(Records from a data source)
########################################

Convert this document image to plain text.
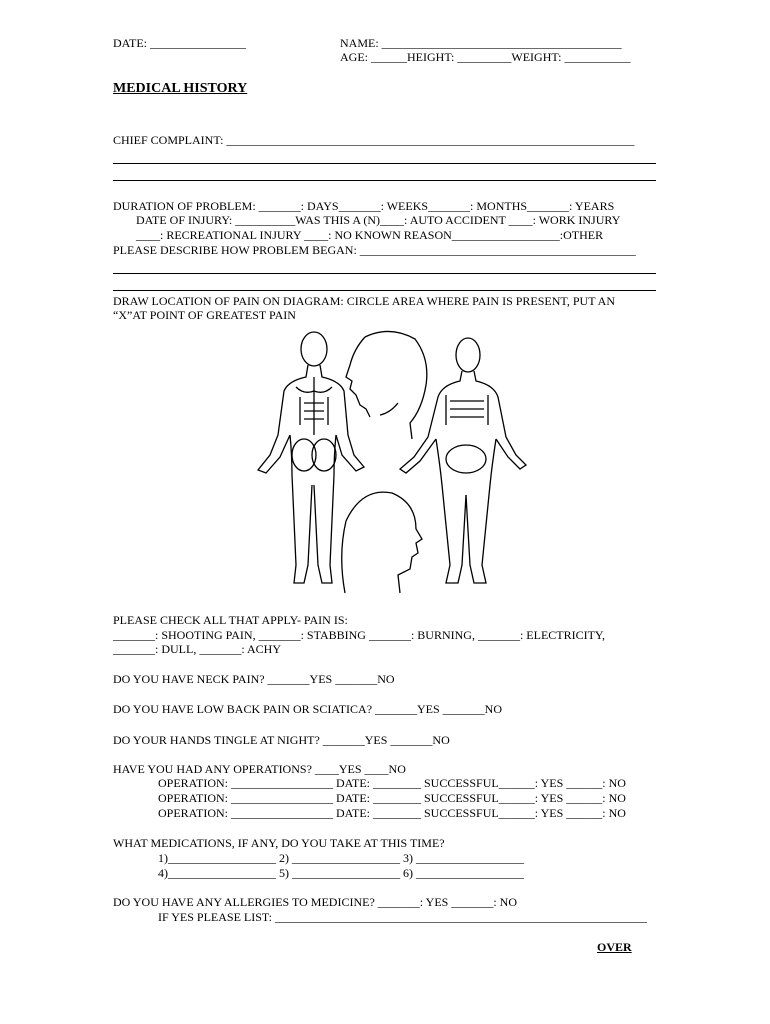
DATE: ________________	NAME: ________________________________________
AGE: ______HEIGHT: _________WEIGHT: ___________
MEDICAL HISTORY
CHIEF COMPLAINT: ____________________________________________________________________
DURATION OF PROBLEM: _______: DAYS_______: WEEKS_______: MONTHS_______: YEARS
DATE OF INJURY: __________WAS THIS A (N)____: AUTO ACCIDENT ____: WORK INJURY
____: RECREATIONAL INJURY ____: NO KNOWN REASON__________________:OTHER
PLEASE DESCRIBE HOW PROBLEM BEGAN: ______________________________________________
DRAW LOCATION OF PAIN ON DIAGRAM: CIRCLE AREA WHERE PAIN IS PRESENT, PUT AN
“X”AT POINT OF GREATEST PAIN
PLEASE CHECK ALL THAT APPLY- PAIN IS:
_______: SHOOTING PAIN, _______: STABBING _______: BURNING, _______: ELECTRICITY,
_______: DULL, _______: ACHY
DO YOU HAVE NECK PAIN? _______YES _______NO
DO YOU HAVE LOW BACK PAIN OR SCIATICA? _______YES _______NO
DO YOUR HANDS TINGLE AT NIGHT? _______YES _______NO
HAVE YOU HAD ANY OPERATIONS? ____YES ____NO
OPERATION: _________________ DATE: ________ SUCCESSFUL______: YES ______: NO
OPERATION: _________________ DATE: ________ SUCCESSFUL______: YES ______: NO
OPERATION: _________________ DATE: ________ SUCCESSFUL______: YES ______: NO
WHAT MEDICATIONS, IF ANY, DO YOU TAKE AT THIS TIME?
1)__________________ 2) __________________ 3) __________________
4)__________________ 5) __________________ 6) __________________
DO YOU HAVE ANY ALLERGIES TO MEDICINE? _______: YES _______: NO
IF YES PLEASE LIST: ______________________________________________________________
OVER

########################################

## Request:
Gather each line from the entries above that includes the word "INJURY".

## Solution to this problem:
DATE OF INJURY: __________WAS THIS A (N)____: AUTO ACCIDENT ____: WORK INJURY
____: RECREATIONAL INJURY ____: NO KNOWN REASON__________________:OTHER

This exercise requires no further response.